→ What is needed: Output the data word for word, dropping every image.

* begin Records to use *

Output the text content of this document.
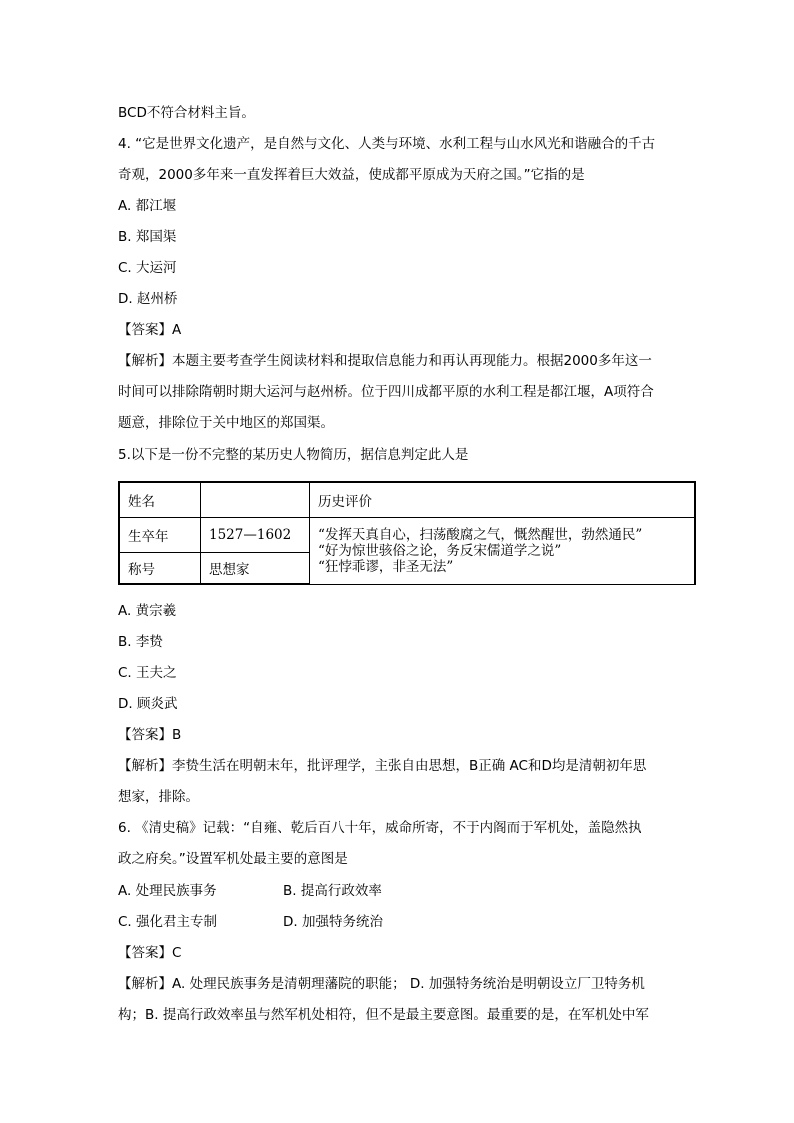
BCD不符合材料主旨。
4. “它是世界文化遗产，是自然与文化、人类与环境、水利工程与山水风光和谐融合的千古
奇观，2000多年来一直发挥着巨大效益，使成都平原成为天府之国。”它指的是
A. 都江堰
B. 郑国渠
C. 大运河
D. 赵州桥
【答案】A
【解析】本题主要考查学生阅读材料和提取信息能力和再认再现能力。根据2000多年这一
时间可以排除隋朝时期大运河与赵州桥。位于四川成都平原的水利工程是都江堰，A项符合
题意，排除位于关中地区的郑国渠。
5.以下是一份不完整的某历史人物简历，据信息判定此人是
姓名		历史评价
生卒年	1527—1602	“发挥天真自心，扫荡酸腐之气，慨然醒世，勃然通民”
“好为惊世骇俗之论，务反宋儒道学之说”
“狂悖乖谬，非圣无法”

称号	思想家	
A. 黄宗羲
B. 李贽
C. 王夫之
D. 顾炎武
【答案】B
【解析】李贽生活在明朝末年，批评理学，主张自由思想，B正确 AC和D均是清朝初年思
想家，排除。
6. 《清史稿》记载：“自雍、乾后百八十年，威命所寄，不于内阁而于军机处，盖隐然执
政之府矣。”设置军机处最主要的意图是
A. 处理民族事务	B. 提高行政效率
C. 强化君主专制	D. 加强特务统治
【答案】C
【解析】A. 处理民族事务是清朝理藩院的职能； D. 加强特务统治是明朝设立厂卫特务机
构；B. 提高行政效率虽与然军机处相符，但不是最主要意图。最重要的是，在军机处中军
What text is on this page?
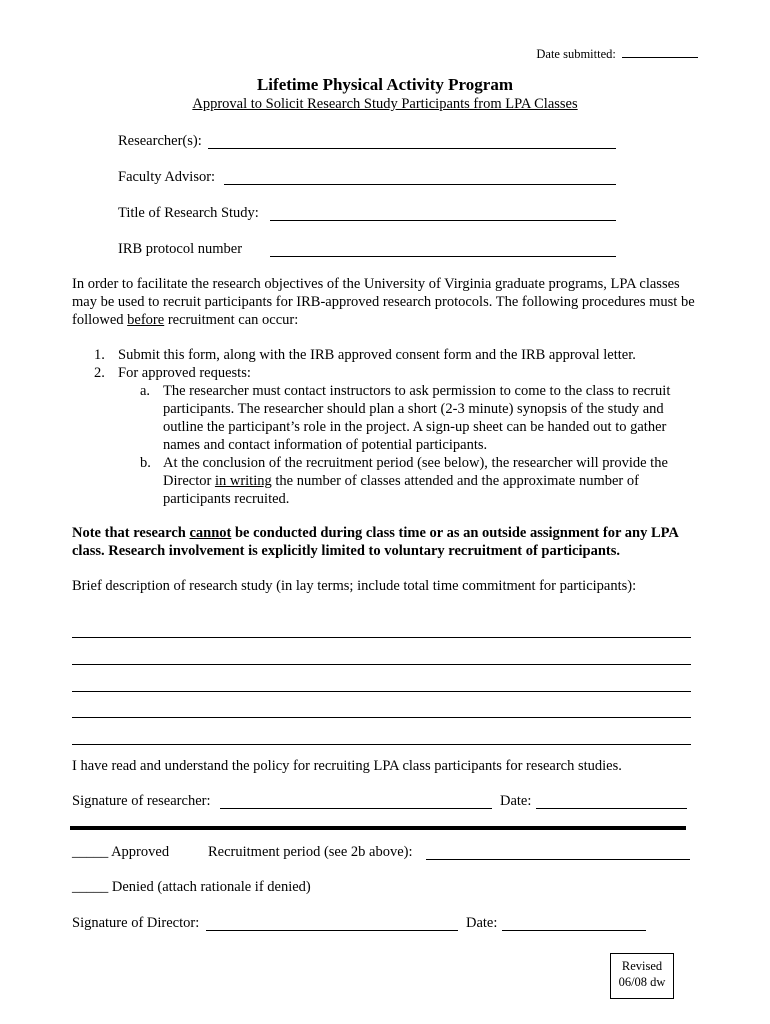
Date submitted:
Lifetime Physical Activity Program
Approval to Solicit Research Study Participants from LPA Classes
Researcher(s):
Faculty Advisor:
Title of Research Study:
IRB protocol number
In order to facilitate the research objectives of the University of Virginia graduate programs, LPA classes may be used to recruit participants for IRB-approved research protocols. The following procedures must be followed before recruitment can occur:
1. Submit this form, along with the IRB approved consent form and the IRB approval letter.
2. For approved requests:
a. The researcher must contact instructors to ask permission to come to the class to recruit participants. The researcher should plan a short (2-3 minute) synopsis of the study and outline the participant’s role in the project. A sign-up sheet can be handed out to gather names and contact information of potential participants.
b. At the conclusion of the recruitment period (see below), the researcher will provide the Director in writing the number of classes attended and the approximate number of participants recruited.
Note that research cannot be conducted during class time or as an outside assignment for any LPA class. Research involvement is explicitly limited to voluntary recruitment of participants.
Brief description of research study (in lay terms; include total time commitment for participants):
I have read and understand the policy for recruiting LPA class participants for research studies.
Signature of researcher:	Date:
_____ Approved	Recruitment period (see 2b above):
_____ Denied (attach rationale if denied)
Signature of Director:	Date:
Revised
06/08 dw
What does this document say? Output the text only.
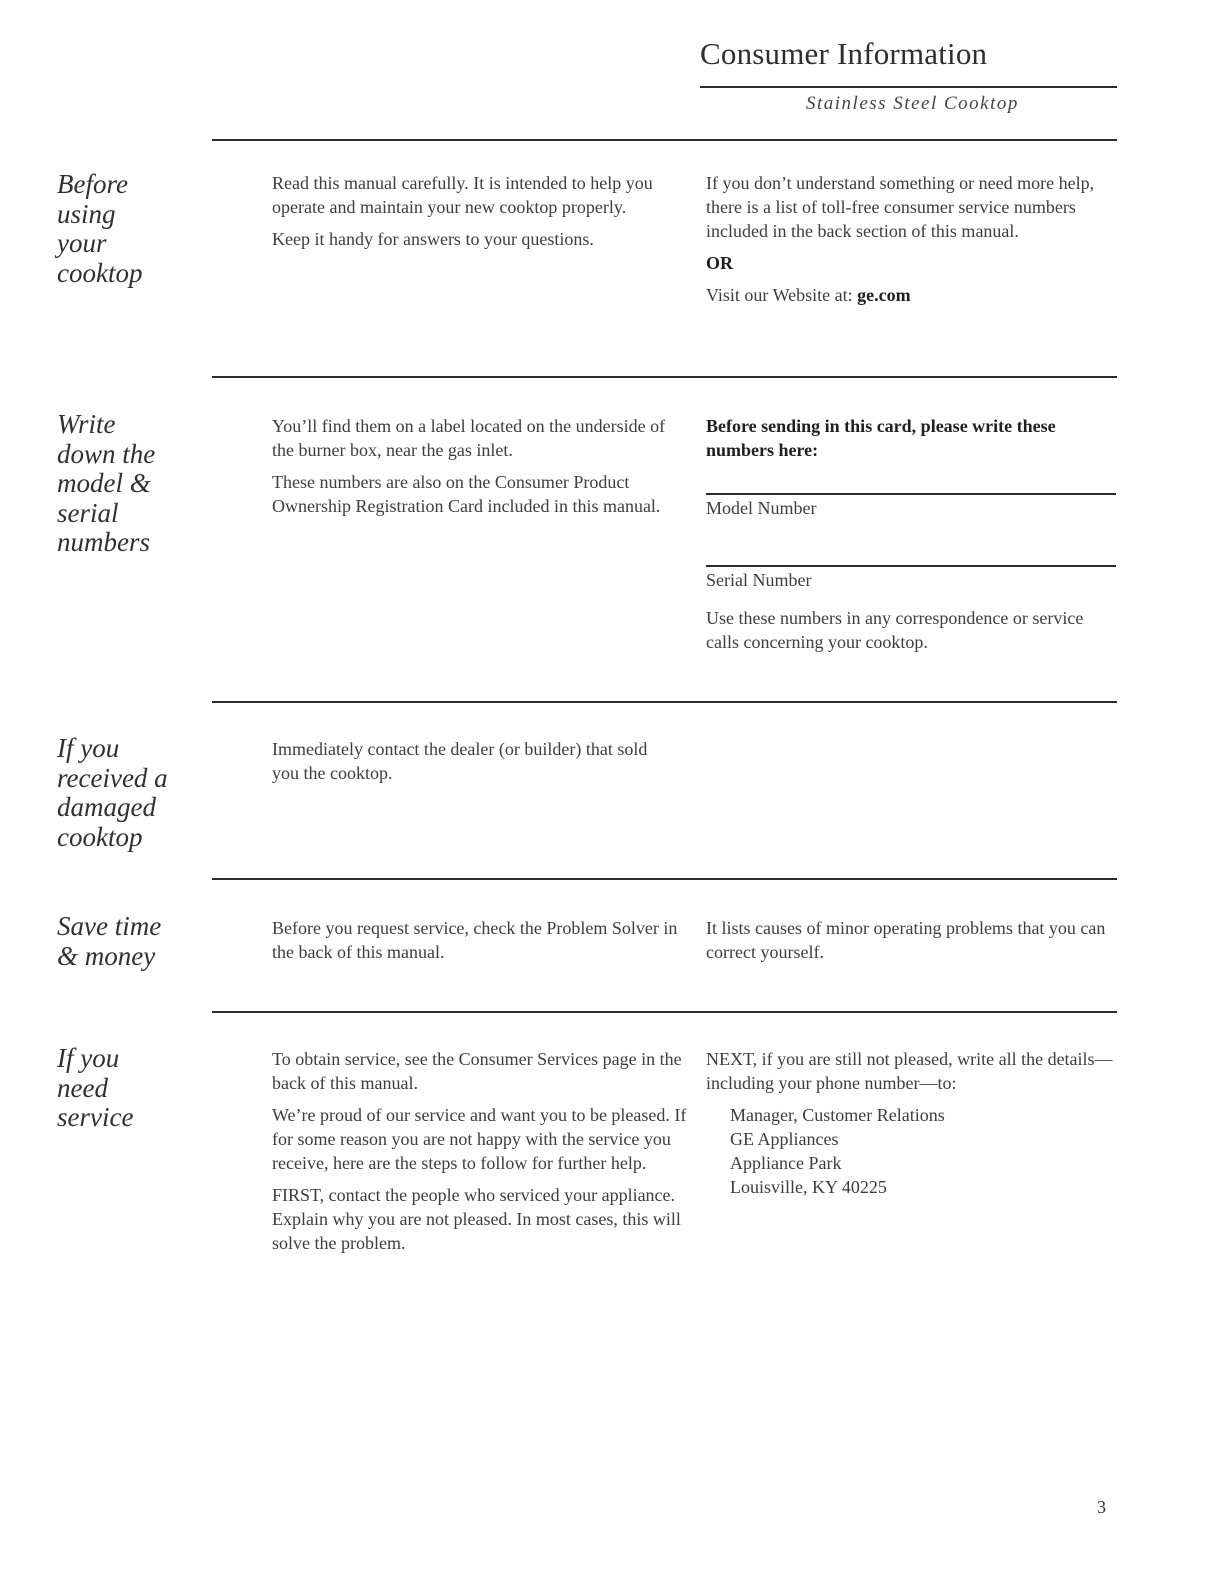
Consumer Information
Stainless Steel Cooktop
Before
using
your
cooktop

Read this manual carefully. It is intended to help you operate and maintain your new cooktop properly.

Keep it handy for answers to your questions.

If you don’t understand something or need more help, there is a list of toll-free consumer service numbers included in the back section of this manual.

OR

Visit our Website at: ge.com

Write
down the
model &
serial
numbers

You’ll find them on a label located on the underside of the burner box, near the gas inlet.

These numbers are also on the Consumer Product Ownership Registration Card included in this manual.

Before sending in this card, please write these numbers here:

Model Number
Serial Number

Use these numbers in any correspondence or service calls concerning your cooktop.

If you
received a
damaged
cooktop

Immediately contact the dealer (or builder) that sold you the cooktop.

Save time
& money

Before you request service, check the Problem Solver in the back of this manual.

It lists causes of minor operating problems that you can correct yourself.

If you
need
service

To obtain service, see the Consumer Services page in the back of this manual.

We’re proud of our service and want you to be pleased. If for some reason you are not happy with the service you receive, here are the steps to follow for further help.

FIRST, contact the people who serviced your appliance. Explain why you are not pleased. In most cases, this will solve the problem.

NEXT, if you are still not pleased, write all the details—including your phone number—to:

Manager, Customer Relations

GE Appliances

Appliance Park

Louisville, KY 40225

3
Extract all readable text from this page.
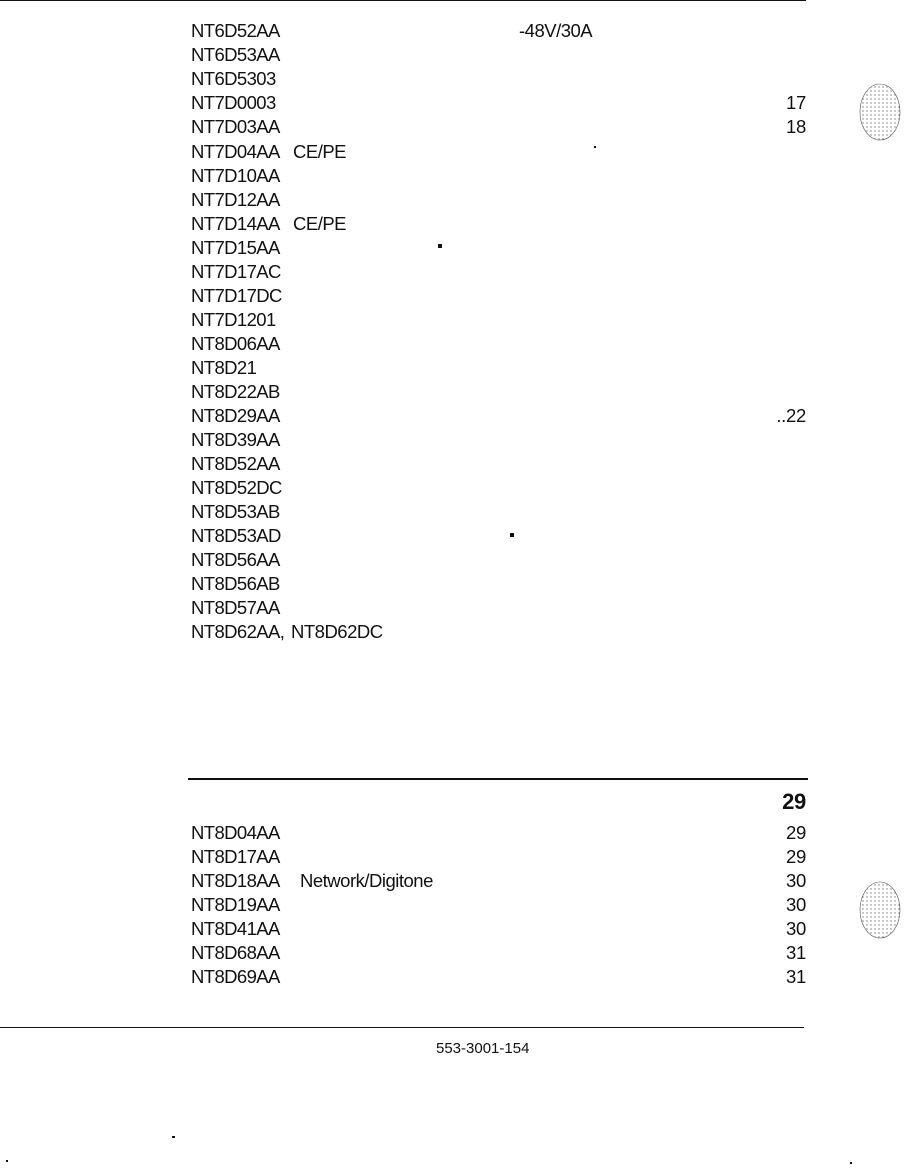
NT6D52AA	-48V/30A
NT6D53AA
NT6D5303
NT7D0003	17
NT7D03AA	18
NT7D04AA CE/PE
NT7D10AA
NT7D12AA
NT7D14AA CE/PE
NT7D15AA
NT7D17AC
NT7D17DC
NT7D1201
NT8D06AA
NT8D21
NT8D22AB
NT8D29AA	..22
NT8D39AA
NT8D52AA
NT8D52DC
NT8D53AB
NT8D53AD
NT8D56AA
NT8D56AB
NT8D57AA
NT8D62AA, NT8D62DC
29
NT8D04AA	29
NT8D17AA	29
NT8D18AA Network/Digitone	30
NT8D19AA	30
NT8D41AA	30
NT8D68AA	31
NT8D69AA	31
553-3001-154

* end Records to use *

→ The answer:
Output the text content of this document.
BCD不符合材料主旨。
4. “它是世界文化遗产，是自然与文化、人类与环境、水利工程与山水风光和谐融合的千古
奇观，2000多年来一直发挥着巨大效益，使成都平原成为天府之国。”它指的是
A. 都江堰
B. 郑国渠
C. 大运河
D. 赵州桥
【答案】A
【解析】本题主要考查学生阅读材料和提取信息能力和再认再现能力。根据2000多年这一
时间可以排除隋朝时期大运河与赵州桥。位于四川成都平原的水利工程是都江堰，A项符合
题意，排除位于关中地区的郑国渠。
5.以下是一份不完整的某历史人物简历，据信息判定此人是
姓名		历史评价
生卒年	1527—1602	“发挥天真自心，扫荡酸腐之气，慨然醒世，勃然通民”
“好为惊世骇俗之论，务反宋儒道学之说”
“狂悖乖谬，非圣无法”

称号	思想家	
A. 黄宗羲
B. 李贽
C. 王夫之
D. 顾炎武
【答案】B
【解析】李贽生活在明朝末年，批评理学，主张自由思想，B正确 AC和D均是清朝初年思
想家，排除。
6. 《清史稿》记载：“自雍、乾后百八十年，威命所寄，不于内阁而于军机处，盖隐然执
政之府矣。”设置军机处最主要的意图是
A. 处理民族事务	B. 提高行政效率
C. 强化君主专制	D. 加强特务统治
【答案】C
【解析】A. 处理民族事务是清朝理藩院的职能； D. 加强特务统治是明朝设立厂卫特务机
构；B. 提高行政效率虽与然军机处相符，但不是最主要意图。最重要的是，在军机处中军
What text is on this page?
Date submitted:
Lifetime Physical Activity Program
Approval to Solicit Research Study Participants from LPA Classes
Researcher(s):
Faculty Advisor:
Title of Research Study:
IRB protocol number
In order to facilitate the research objectives of the University of Virginia graduate programs, LPA classes may be used to recruit participants for IRB-approved research protocols. The following procedures must be followed before recruitment can occur:
1. Submit this form, along with the IRB approved consent form and the IRB approval letter.
2. For approved requests:
a. The researcher must contact instructors to ask permission to come to the class to recruit participants. The researcher should plan a short (2-3 minute) synopsis of the study and outline the participant’s role in the project. A sign-up sheet can be handed out to gather names and contact information of potential participants.
b. At the conclusion of the recruitment period (see below), the researcher will provide the Director in writing the number of classes attended and the approximate number of participants recruited.
Note that research cannot be conducted during class time or as an outside assignment for any LPA class. Research involvement is explicitly limited to voluntary recruitment of participants.
Brief description of research study (in lay terms; include total time commitment for participants):
I have read and understand the policy for recruiting LPA class participants for research studies.
Signature of researcher:	Date:
_____ Approved	Recruitment period (see 2b above):
_____ Denied (attach rationale if denied)
Signature of Director:	Date:
Revised
06/08 dw
What does this document say? Output the text only.
Consumer Information
Stainless Steel Cooktop
Before
using
your
cooktop

Read this manual carefully. It is intended to help you operate and maintain your new cooktop properly.

Keep it handy for answers to your questions.

If you don’t understand something or need more help, there is a list of toll-free consumer service numbers included in the back section of this manual.

OR

Visit our Website at: ge.com

Write
down the
model &
serial
numbers

You’ll find them on a label located on the underside of the burner box, near the gas inlet.

These numbers are also on the Consumer Product Ownership Registration Card included in this manual.

Before sending in this card, please write these numbers here:

Model Number
Serial Number

Use these numbers in any correspondence or service calls concerning your cooktop.

If you
received a
damaged
cooktop

Immediately contact the dealer (or builder) that sold you the cooktop.

Save time
& money

Before you request service, check the Problem Solver in the back of this manual.

It lists causes of minor operating problems that you can correct yourself.

If you
need
service

To obtain service, see the Consumer Services page in the back of this manual.

We’re proud of our service and want you to be pleased. If for some reason you are not happy with the service you receive, here are the steps to follow for further help.

FIRST, contact the people who serviced your appliance. Explain why you are not pleased. In most cases, this will solve the problem.

NEXT, if you are still not pleased, write all the details—including your phone number—to:

Manager, Customer Relations

GE Appliances

Appliance Park

Louisville, KY 40225

3
Extract all readable text from this page.
NT6D52AA	-48V/30A
NT6D53AA
NT6D5303
NT7D0003	17
NT7D03AA	18
NT7D04AA CE/PE
NT7D10AA
NT7D12AA
NT7D14AA CE/PE
NT7D15AA
NT7D17AC
NT7D17DC
NT7D1201
NT8D06AA
NT8D21
NT8D22AB
NT8D29AA	..22
NT8D39AA
NT8D52AA
NT8D52DC
NT8D53AB
NT8D53AD
NT8D56AA
NT8D56AB
NT8D57AA
NT8D62AA, NT8D62DC
29
NT8D04AA	29
NT8D17AA	29
NT8D18AA Network/Digitone	30
NT8D19AA	30
NT8D41AA	30
NT8D68AA	31
NT8D69AA	31
553-3001-154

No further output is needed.